§ **What is asked**: Copy out every line of the data exactly.

§ **Raw records**:
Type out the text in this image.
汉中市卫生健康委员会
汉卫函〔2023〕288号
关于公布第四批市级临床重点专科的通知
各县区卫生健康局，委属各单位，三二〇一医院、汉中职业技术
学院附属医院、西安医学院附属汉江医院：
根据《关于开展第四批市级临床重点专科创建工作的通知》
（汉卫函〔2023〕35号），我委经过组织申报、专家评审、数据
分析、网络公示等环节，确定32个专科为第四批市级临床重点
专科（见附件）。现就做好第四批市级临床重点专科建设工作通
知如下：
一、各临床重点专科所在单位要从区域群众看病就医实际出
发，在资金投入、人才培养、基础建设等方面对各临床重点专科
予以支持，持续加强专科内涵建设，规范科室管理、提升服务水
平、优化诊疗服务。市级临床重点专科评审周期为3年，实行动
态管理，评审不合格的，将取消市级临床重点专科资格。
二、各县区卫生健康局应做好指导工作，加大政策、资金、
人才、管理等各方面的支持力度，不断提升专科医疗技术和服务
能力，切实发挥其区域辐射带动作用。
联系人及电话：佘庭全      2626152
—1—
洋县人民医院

§ **Answer below**:
Type out the text in this image.
汉中市卫生健康委员会
汉卫函〔2023〕288号
关于公布第四批市级临床重点专科的通知
各县区卫生健康局，委属各单位，三二〇一医院、汉中职业技术
学院附属医院、西安医学院附属汉江医院：
根据《关于开展第四批市级临床重点专科创建工作的通知》
（汉卫函〔2023〕35号），我委经过组织申报、专家评审、数据
分析、网络公示等环节，确定32个专科为第四批市级临床重点
专科（见附件）。现就做好第四批市级临床重点专科建设工作通
知如下：
一、各临床重点专科所在单位要从区域群众看病就医实际出
发，在资金投入、人才培养、基础建设等方面对各临床重点专科
予以支持，持续加强专科内涵建设，规范科室管理、提升服务水
平、优化诊疗服务。市级临床重点专科评审周期为3年，实行动
态管理，评审不合格的，将取消市级临床重点专科资格。
二、各县区卫生健康局应做好指导工作，加大政策、资金、
人才、管理等各方面的支持力度，不断提升专科医疗技术和服务
能力，切实发挥其区域辐射带动作用。
联系人及电话：佘庭全      2626152
—1—
洋县人民医院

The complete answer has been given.